----- TASK DATA

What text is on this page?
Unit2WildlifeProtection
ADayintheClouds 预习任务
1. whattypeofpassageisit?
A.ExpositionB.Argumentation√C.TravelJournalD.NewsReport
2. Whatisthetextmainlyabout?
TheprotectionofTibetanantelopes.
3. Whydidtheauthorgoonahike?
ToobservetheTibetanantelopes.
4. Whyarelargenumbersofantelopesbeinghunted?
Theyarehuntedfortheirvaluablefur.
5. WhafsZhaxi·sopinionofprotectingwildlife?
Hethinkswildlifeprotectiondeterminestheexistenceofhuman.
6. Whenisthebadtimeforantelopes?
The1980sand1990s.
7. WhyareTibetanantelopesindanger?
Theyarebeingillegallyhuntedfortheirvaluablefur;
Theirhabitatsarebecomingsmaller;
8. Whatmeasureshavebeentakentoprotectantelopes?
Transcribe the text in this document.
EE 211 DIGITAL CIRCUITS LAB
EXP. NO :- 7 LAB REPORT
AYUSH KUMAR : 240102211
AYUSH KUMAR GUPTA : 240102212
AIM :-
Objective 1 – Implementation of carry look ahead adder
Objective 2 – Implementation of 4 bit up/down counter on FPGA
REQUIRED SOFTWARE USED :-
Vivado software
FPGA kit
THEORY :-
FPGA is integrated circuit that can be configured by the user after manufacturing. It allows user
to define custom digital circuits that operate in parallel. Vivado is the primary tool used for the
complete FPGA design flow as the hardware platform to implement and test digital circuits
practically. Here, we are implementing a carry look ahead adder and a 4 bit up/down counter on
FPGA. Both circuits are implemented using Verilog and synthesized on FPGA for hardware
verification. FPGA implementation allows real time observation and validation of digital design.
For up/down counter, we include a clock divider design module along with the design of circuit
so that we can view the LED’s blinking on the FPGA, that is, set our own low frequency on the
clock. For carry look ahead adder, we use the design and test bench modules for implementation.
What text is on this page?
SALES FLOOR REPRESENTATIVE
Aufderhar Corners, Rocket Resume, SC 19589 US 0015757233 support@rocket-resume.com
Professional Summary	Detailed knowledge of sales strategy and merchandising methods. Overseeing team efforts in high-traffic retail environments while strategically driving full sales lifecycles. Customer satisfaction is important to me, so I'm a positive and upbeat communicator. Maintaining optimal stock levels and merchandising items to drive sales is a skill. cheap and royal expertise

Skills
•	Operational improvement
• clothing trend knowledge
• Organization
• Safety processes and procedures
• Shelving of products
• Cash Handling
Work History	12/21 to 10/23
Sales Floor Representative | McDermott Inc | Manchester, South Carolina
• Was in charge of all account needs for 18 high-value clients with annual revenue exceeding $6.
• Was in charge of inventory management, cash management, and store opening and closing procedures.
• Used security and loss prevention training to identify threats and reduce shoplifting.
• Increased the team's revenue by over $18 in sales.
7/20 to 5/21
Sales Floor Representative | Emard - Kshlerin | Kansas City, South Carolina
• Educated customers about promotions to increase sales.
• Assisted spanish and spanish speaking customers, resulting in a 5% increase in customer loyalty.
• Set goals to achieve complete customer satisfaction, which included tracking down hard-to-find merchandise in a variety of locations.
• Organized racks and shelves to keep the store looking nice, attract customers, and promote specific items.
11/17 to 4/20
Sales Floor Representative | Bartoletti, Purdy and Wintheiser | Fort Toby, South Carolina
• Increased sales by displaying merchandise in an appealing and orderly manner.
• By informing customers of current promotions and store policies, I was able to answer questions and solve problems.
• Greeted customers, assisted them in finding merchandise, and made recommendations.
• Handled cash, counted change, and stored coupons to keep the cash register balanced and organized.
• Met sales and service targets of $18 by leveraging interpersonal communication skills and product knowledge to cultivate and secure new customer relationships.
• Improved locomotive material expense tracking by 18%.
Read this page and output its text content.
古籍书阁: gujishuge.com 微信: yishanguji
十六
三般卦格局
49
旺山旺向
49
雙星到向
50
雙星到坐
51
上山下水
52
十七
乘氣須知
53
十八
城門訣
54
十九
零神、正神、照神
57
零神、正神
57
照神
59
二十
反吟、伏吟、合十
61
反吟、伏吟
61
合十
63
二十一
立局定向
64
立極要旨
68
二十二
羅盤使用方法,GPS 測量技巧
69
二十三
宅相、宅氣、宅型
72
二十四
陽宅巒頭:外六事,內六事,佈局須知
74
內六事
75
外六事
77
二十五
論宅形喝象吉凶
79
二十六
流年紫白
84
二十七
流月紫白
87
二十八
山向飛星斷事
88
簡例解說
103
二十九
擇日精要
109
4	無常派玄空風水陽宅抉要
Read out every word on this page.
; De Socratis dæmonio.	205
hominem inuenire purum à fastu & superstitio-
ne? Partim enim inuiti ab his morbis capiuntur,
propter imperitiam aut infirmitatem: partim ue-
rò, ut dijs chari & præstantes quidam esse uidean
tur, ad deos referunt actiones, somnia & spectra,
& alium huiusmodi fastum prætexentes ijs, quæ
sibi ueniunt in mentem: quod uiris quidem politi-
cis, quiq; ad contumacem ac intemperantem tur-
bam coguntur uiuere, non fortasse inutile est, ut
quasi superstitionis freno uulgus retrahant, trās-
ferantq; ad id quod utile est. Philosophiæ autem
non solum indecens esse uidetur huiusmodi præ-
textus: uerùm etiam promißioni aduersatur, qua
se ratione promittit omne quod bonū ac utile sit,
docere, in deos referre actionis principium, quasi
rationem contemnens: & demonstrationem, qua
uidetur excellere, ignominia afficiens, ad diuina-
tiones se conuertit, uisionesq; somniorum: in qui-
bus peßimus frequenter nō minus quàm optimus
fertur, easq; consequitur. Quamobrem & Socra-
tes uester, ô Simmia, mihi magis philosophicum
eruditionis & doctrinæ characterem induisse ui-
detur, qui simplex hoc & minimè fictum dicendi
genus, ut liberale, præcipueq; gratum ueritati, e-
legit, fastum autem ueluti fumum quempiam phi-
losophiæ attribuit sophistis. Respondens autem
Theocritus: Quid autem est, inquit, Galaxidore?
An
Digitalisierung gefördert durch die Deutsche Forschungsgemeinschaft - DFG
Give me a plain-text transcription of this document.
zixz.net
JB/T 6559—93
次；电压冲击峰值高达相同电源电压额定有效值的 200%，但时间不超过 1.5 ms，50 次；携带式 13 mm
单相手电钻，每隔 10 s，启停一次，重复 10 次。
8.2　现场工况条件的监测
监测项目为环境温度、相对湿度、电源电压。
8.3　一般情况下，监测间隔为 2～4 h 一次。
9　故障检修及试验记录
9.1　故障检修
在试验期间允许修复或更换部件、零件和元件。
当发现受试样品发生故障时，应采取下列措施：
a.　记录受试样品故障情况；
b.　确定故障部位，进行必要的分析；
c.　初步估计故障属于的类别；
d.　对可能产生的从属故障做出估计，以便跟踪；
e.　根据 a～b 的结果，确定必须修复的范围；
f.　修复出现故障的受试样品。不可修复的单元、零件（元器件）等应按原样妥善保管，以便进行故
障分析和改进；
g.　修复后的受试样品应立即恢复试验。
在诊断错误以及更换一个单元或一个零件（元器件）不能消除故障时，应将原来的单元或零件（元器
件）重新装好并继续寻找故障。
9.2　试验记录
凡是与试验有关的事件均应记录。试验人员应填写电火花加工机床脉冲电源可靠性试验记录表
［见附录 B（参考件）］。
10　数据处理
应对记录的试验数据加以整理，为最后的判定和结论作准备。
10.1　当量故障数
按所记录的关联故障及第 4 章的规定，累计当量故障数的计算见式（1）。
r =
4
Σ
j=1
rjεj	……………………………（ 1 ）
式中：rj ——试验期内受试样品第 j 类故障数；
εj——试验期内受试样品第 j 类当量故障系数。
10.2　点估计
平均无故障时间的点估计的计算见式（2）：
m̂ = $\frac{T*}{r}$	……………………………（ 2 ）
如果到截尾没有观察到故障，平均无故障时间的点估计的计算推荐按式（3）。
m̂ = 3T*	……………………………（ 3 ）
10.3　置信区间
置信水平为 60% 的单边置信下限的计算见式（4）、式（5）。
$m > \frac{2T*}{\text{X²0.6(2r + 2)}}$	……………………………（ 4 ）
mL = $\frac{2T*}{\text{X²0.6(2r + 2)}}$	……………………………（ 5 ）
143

----------

EXERCISE BRIEF — Pick out the lines above containing the word "allows", then copy them.

FINAL RESULT —
FPGA is integrated circuit that can be configured by the user after manufacturing. It allows user
verification. FPGA implementation allows real time observation and validation of digital design.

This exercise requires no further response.